**WORK TO BE COMPLETED**
Make an exact copy of all the data.

**ROWS**
## START

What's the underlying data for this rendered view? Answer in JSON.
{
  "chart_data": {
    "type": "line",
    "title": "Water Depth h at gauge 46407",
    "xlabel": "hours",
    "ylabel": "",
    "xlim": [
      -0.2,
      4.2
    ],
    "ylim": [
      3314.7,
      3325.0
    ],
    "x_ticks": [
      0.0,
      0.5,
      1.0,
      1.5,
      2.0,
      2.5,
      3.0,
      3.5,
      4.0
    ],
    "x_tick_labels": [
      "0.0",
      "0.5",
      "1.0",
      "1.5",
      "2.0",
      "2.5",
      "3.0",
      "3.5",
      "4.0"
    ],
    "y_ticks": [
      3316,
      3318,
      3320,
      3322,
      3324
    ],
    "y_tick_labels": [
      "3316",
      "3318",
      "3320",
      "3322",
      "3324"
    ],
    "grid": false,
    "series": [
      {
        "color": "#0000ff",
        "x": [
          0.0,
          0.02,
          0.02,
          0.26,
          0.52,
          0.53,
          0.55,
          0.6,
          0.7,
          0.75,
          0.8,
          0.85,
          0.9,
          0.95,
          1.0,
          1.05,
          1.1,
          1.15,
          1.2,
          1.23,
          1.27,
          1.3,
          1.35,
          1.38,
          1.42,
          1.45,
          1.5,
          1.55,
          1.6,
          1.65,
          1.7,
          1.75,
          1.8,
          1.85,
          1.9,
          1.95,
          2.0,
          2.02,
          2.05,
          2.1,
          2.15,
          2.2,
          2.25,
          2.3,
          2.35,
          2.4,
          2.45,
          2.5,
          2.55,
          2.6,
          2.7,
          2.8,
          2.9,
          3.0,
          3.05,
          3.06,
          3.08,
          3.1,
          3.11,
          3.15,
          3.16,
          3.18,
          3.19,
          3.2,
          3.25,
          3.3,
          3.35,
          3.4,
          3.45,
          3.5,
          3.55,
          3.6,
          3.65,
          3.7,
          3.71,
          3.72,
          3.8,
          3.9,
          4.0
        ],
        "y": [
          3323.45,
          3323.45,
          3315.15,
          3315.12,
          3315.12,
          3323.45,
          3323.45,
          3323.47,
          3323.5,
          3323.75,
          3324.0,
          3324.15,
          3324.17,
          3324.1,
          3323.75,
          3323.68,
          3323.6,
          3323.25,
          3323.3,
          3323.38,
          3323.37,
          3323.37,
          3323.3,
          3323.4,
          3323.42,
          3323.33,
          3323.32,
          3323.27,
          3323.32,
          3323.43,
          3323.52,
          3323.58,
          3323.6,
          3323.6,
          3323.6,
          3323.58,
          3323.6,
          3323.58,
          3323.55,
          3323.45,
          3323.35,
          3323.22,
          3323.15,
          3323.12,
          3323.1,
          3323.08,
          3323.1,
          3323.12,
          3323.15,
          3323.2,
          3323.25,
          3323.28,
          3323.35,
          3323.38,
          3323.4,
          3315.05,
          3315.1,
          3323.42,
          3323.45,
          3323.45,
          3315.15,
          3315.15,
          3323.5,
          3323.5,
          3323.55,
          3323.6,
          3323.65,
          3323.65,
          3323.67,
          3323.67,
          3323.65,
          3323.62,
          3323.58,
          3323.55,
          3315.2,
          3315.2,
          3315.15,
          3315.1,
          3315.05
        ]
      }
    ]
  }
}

## END

**ANSWER IN FULL**
What's the underlying data for this rendered view? Answer in JSON.
{
  "chart_data": {
    "type": "line",
    "title": "Water Depth h at gauge 46407",
    "xlabel": "hours",
    "ylabel": "",
    "xlim": [
      -0.2,
      4.2
    ],
    "ylim": [
      3314.7,
      3325.0
    ],
    "x_ticks": [
      0.0,
      0.5,
      1.0,
      1.5,
      2.0,
      2.5,
      3.0,
      3.5,
      4.0
    ],
    "x_tick_labels": [
      "0.0",
      "0.5",
      "1.0",
      "1.5",
      "2.0",
      "2.5",
      "3.0",
      "3.5",
      "4.0"
    ],
    "y_ticks": [
      3316,
      3318,
      3320,
      3322,
      3324
    ],
    "y_tick_labels": [
      "3316",
      "3318",
      "3320",
      "3322",
      "3324"
    ],
    "grid": false,
    "series": [
      {
        "color": "#0000ff",
        "x": [
          0.0,
          0.02,
          0.02,
          0.26,
          0.52,
          0.53,
          0.55,
          0.6,
          0.7,
          0.75,
          0.8,
          0.85,
          0.9,
          0.95,
          1.0,
          1.05,
          1.1,
          1.15,
          1.2,
          1.23,
          1.27,
          1.3,
          1.35,
          1.38,
          1.42,
          1.45,
          1.5,
          1.55,
          1.6,
          1.65,
          1.7,
          1.75,
          1.8,
          1.85,
          1.9,
          1.95,
          2.0,
          2.02,
          2.05,
          2.1,
          2.15,
          2.2,
          2.25,
          2.3,
          2.35,
          2.4,
          2.45,
          2.5,
          2.55,
          2.6,
          2.7,
          2.8,
          2.9,
          3.0,
          3.05,
          3.06,
          3.08,
          3.1,
          3.11,
          3.15,
          3.16,
          3.18,
          3.19,
          3.2,
          3.25,
          3.3,
          3.35,
          3.4,
          3.45,
          3.5,
          3.55,
          3.6,
          3.65,
          3.7,
          3.71,
          3.72,
          3.8,
          3.9,
          4.0
        ],
        "y": [
          3323.45,
          3323.45,
          3315.15,
          3315.12,
          3315.12,
          3323.45,
          3323.45,
          3323.47,
          3323.5,
          3323.75,
          3324.0,
          3324.15,
          3324.17,
          3324.1,
          3323.75,
          3323.68,
          3323.6,
          3323.25,
          3323.3,
          3323.38,
          3323.37,
          3323.37,
          3323.3,
          3323.4,
          3323.42,
          3323.33,
          3323.32,
          3323.27,
          3323.32,
          3323.43,
          3323.52,
          3323.58,
          3323.6,
          3323.6,
          3323.6,
          3323.58,
          3323.6,
          3323.58,
          3323.55,
          3323.45,
          3323.35,
          3323.22,
          3323.15,
          3323.12,
          3323.1,
          3323.08,
          3323.1,
          3323.12,
          3323.15,
          3323.2,
          3323.25,
          3323.28,
          3323.35,
          3323.38,
          3323.4,
          3315.05,
          3315.1,
          3323.42,
          3323.45,
          3323.45,
          3315.15,
          3315.15,
          3323.5,
          3323.5,
          3323.55,
          3323.6,
          3323.65,
          3323.65,
          3323.67,
          3323.67,
          3323.65,
          3323.62,
          3323.58,
          3323.55,
          3315.2,
          3315.2,
          3315.15,
          3315.1,
          3315.05
        ]
      }
    ]
  }
}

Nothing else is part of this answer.